Quote the full listing word for word.

━━━━━━━━

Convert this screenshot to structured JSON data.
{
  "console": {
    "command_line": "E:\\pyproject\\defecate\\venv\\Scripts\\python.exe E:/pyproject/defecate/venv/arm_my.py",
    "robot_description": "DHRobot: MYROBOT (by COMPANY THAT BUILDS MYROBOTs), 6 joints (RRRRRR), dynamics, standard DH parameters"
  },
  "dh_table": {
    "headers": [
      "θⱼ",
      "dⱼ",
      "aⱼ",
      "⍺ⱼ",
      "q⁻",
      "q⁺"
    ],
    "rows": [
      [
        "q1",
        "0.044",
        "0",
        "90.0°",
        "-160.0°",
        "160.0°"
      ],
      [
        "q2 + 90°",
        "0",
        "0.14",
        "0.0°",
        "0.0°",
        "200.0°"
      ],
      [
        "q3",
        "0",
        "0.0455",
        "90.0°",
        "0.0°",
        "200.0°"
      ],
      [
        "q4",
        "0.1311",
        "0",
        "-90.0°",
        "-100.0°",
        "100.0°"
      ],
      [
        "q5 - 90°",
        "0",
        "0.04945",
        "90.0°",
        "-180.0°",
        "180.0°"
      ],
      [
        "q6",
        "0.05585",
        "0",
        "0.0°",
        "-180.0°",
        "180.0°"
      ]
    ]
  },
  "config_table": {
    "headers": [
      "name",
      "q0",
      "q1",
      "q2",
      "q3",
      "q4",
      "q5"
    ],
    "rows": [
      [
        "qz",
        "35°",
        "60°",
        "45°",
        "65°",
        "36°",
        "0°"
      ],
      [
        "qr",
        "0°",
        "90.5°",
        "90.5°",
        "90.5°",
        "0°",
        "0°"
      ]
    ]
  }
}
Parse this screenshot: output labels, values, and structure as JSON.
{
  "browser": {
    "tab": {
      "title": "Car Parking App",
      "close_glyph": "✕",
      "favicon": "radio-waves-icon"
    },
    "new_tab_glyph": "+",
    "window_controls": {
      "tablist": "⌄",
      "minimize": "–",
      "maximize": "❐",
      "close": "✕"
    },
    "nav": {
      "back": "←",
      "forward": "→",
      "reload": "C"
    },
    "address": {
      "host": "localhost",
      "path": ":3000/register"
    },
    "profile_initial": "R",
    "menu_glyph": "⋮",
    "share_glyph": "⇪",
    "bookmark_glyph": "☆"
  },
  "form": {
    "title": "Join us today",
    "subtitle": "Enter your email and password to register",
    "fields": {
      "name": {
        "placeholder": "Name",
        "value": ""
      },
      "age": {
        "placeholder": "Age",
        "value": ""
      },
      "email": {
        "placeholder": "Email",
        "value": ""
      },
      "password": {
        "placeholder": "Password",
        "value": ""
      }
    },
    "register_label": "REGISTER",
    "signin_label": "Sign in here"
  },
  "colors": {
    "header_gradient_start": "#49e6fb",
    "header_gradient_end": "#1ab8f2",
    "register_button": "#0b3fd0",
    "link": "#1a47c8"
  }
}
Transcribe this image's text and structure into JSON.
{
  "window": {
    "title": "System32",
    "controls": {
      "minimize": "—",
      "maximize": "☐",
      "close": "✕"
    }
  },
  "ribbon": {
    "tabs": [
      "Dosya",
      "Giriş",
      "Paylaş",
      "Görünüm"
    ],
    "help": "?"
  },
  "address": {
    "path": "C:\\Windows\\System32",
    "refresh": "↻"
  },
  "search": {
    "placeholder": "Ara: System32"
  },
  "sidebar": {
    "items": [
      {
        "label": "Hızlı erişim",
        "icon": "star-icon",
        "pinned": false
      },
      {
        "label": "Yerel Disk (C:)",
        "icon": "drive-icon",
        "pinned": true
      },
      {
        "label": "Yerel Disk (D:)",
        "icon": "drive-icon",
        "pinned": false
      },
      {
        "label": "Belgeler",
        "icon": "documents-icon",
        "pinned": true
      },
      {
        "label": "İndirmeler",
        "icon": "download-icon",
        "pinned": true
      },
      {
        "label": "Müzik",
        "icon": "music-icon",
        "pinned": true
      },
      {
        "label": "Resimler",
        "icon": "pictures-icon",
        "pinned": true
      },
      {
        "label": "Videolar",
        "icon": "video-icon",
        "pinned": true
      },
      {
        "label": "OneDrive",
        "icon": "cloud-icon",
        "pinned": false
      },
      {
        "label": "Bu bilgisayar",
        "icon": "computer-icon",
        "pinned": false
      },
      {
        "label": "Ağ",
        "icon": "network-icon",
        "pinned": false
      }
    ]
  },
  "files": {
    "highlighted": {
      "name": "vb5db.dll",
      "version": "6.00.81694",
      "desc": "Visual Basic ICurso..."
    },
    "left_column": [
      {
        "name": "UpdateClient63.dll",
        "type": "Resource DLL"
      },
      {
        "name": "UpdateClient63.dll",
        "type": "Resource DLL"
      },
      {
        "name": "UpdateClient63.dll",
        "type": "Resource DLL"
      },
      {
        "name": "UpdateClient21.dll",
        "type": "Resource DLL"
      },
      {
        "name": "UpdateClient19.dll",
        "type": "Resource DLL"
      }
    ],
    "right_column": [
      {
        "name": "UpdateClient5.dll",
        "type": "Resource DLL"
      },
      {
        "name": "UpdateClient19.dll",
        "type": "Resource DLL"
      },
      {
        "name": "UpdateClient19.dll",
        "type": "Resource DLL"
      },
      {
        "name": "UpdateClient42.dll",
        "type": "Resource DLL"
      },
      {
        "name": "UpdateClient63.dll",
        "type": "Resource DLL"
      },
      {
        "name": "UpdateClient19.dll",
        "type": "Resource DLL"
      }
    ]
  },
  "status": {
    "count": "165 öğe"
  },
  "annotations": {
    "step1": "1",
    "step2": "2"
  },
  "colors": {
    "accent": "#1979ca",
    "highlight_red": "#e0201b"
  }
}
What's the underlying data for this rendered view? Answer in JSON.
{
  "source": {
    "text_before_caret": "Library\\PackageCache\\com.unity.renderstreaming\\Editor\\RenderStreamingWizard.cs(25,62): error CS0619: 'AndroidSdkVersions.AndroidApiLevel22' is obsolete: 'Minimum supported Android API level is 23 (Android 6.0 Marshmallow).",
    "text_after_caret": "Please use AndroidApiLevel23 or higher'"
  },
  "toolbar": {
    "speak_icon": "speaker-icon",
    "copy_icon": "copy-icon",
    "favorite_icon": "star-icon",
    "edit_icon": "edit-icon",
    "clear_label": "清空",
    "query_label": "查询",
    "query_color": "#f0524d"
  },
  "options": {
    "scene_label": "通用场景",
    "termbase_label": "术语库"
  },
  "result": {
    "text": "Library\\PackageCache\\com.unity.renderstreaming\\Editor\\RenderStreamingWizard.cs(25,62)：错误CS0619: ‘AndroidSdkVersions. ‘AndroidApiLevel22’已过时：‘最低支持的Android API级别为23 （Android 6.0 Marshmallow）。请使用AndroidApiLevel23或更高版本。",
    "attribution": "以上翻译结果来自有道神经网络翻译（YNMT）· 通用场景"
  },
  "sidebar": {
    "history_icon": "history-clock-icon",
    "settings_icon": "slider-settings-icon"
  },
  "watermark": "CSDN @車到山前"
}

━━━━━━━━

» Answer to the exercise:
Convert this screenshot to structured JSON data.
{
  "console": {
    "command_line": "E:\\pyproject\\defecate\\venv\\Scripts\\python.exe E:/pyproject/defecate/venv/arm_my.py",
    "robot_description": "DHRobot: MYROBOT (by COMPANY THAT BUILDS MYROBOTs), 6 joints (RRRRRR), dynamics, standard DH parameters"
  },
  "dh_table": {
    "headers": [
      "θⱼ",
      "dⱼ",
      "aⱼ",
      "⍺ⱼ",
      "q⁻",
      "q⁺"
    ],
    "rows": [
      [
        "q1",
        "0.044",
        "0",
        "90.0°",
        "-160.0°",
        "160.0°"
      ],
      [
        "q2 + 90°",
        "0",
        "0.14",
        "0.0°",
        "0.0°",
        "200.0°"
      ],
      [
        "q3",
        "0",
        "0.0455",
        "90.0°",
        "0.0°",
        "200.0°"
      ],
      [
        "q4",
        "0.1311",
        "0",
        "-90.0°",
        "-100.0°",
        "100.0°"
      ],
      [
        "q5 - 90°",
        "0",
        "0.04945",
        "90.0°",
        "-180.0°",
        "180.0°"
      ],
      [
        "q6",
        "0.05585",
        "0",
        "0.0°",
        "-180.0°",
        "180.0°"
      ]
    ]
  },
  "config_table": {
    "headers": [
      "name",
      "q0",
      "q1",
      "q2",
      "q3",
      "q4",
      "q5"
    ],
    "rows": [
      [
        "qz",
        "35°",
        "60°",
        "45°",
        "65°",
        "36°",
        "0°"
      ],
      [
        "qr",
        "0°",
        "90.5°",
        "90.5°",
        "90.5°",
        "0°",
        "0°"
      ]
    ]
  }
}
Parse this screenshot: output labels, values, and structure as JSON.
{
  "browser": {
    "tab": {
      "title": "Car Parking App",
      "close_glyph": "✕",
      "favicon": "radio-waves-icon"
    },
    "new_tab_glyph": "+",
    "window_controls": {
      "tablist": "⌄",
      "minimize": "–",
      "maximize": "❐",
      "close": "✕"
    },
    "nav": {
      "back": "←",
      "forward": "→",
      "reload": "C"
    },
    "address": {
      "host": "localhost",
      "path": ":3000/register"
    },
    "profile_initial": "R",
    "menu_glyph": "⋮",
    "share_glyph": "⇪",
    "bookmark_glyph": "☆"
  },
  "form": {
    "title": "Join us today",
    "subtitle": "Enter your email and password to register",
    "fields": {
      "name": {
        "placeholder": "Name",
        "value": ""
      },
      "age": {
        "placeholder": "Age",
        "value": ""
      },
      "email": {
        "placeholder": "Email",
        "value": ""
      },
      "password": {
        "placeholder": "Password",
        "value": ""
      }
    },
    "register_label": "REGISTER",
    "signin_label": "Sign in here"
  },
  "colors": {
    "header_gradient_start": "#49e6fb",
    "header_gradient_end": "#1ab8f2",
    "register_button": "#0b3fd0",
    "link": "#1a47c8"
  }
}
Transcribe this image's text and structure into JSON.
{
  "window": {
    "title": "System32",
    "controls": {
      "minimize": "—",
      "maximize": "☐",
      "close": "✕"
    }
  },
  "ribbon": {
    "tabs": [
      "Dosya",
      "Giriş",
      "Paylaş",
      "Görünüm"
    ],
    "help": "?"
  },
  "address": {
    "path": "C:\\Windows\\System32",
    "refresh": "↻"
  },
  "search": {
    "placeholder": "Ara: System32"
  },
  "sidebar": {
    "items": [
      {
        "label": "Hızlı erişim",
        "icon": "star-icon",
        "pinned": false
      },
      {
        "label": "Yerel Disk (C:)",
        "icon": "drive-icon",
        "pinned": true
      },
      {
        "label": "Yerel Disk (D:)",
        "icon": "drive-icon",
        "pinned": false
      },
      {
        "label": "Belgeler",
        "icon": "documents-icon",
        "pinned": true
      },
      {
        "label": "İndirmeler",
        "icon": "download-icon",
        "pinned": true
      },
      {
        "label": "Müzik",
        "icon": "music-icon",
        "pinned": true
      },
      {
        "label": "Resimler",
        "icon": "pictures-icon",
        "pinned": true
      },
      {
        "label": "Videolar",
        "icon": "video-icon",
        "pinned": true
      },
      {
        "label": "OneDrive",
        "icon": "cloud-icon",
        "pinned": false
      },
      {
        "label": "Bu bilgisayar",
        "icon": "computer-icon",
        "pinned": false
      },
      {
        "label": "Ağ",
        "icon": "network-icon",
        "pinned": false
      }
    ]
  },
  "files": {
    "highlighted": {
      "name": "vb5db.dll",
      "version": "6.00.81694",
      "desc": "Visual Basic ICurso..."
    },
    "left_column": [
      {
        "name": "UpdateClient63.dll",
        "type": "Resource DLL"
      },
      {
        "name": "UpdateClient63.dll",
        "type": "Resource DLL"
      },
      {
        "name": "UpdateClient63.dll",
        "type": "Resource DLL"
      },
      {
        "name": "UpdateClient21.dll",
        "type": "Resource DLL"
      },
      {
        "name": "UpdateClient19.dll",
        "type": "Resource DLL"
      }
    ],
    "right_column": [
      {
        "name": "UpdateClient5.dll",
        "type": "Resource DLL"
      },
      {
        "name": "UpdateClient19.dll",
        "type": "Resource DLL"
      },
      {
        "name": "UpdateClient19.dll",
        "type": "Resource DLL"
      },
      {
        "name": "UpdateClient42.dll",
        "type": "Resource DLL"
      },
      {
        "name": "UpdateClient63.dll",
        "type": "Resource DLL"
      },
      {
        "name": "UpdateClient19.dll",
        "type": "Resource DLL"
      }
    ]
  },
  "status": {
    "count": "165 öğe"
  },
  "annotations": {
    "step1": "1",
    "step2": "2"
  },
  "colors": {
    "accent": "#1979ca",
    "highlight_red": "#e0201b"
  }
}
What's the underlying data for this rendered view? Answer in JSON.
{
  "source": {
    "text_before_caret": "Library\\PackageCache\\com.unity.renderstreaming\\Editor\\RenderStreamingWizard.cs(25,62): error CS0619: 'AndroidSdkVersions.AndroidApiLevel22' is obsolete: 'Minimum supported Android API level is 23 (Android 6.0 Marshmallow).",
    "text_after_caret": "Please use AndroidApiLevel23 or higher'"
  },
  "toolbar": {
    "speak_icon": "speaker-icon",
    "copy_icon": "copy-icon",
    "favorite_icon": "star-icon",
    "edit_icon": "edit-icon",
    "clear_label": "清空",
    "query_label": "查询",
    "query_color": "#f0524d"
  },
  "options": {
    "scene_label": "通用场景",
    "termbase_label": "术语库"
  },
  "result": {
    "text": "Library\\PackageCache\\com.unity.renderstreaming\\Editor\\RenderStreamingWizard.cs(25,62)：错误CS0619: ‘AndroidSdkVersions. ‘AndroidApiLevel22’已过时：‘最低支持的Android API级别为23 （Android 6.0 Marshmallow）。请使用AndroidApiLevel23或更高版本。",
    "attribution": "以上翻译结果来自有道神经网络翻译（YNMT）· 通用场景"
  },
  "sidebar": {
    "history_icon": "history-clock-icon",
    "settings_icon": "slider-settings-icon"
  },
  "watermark": "CSDN @車到山前"
}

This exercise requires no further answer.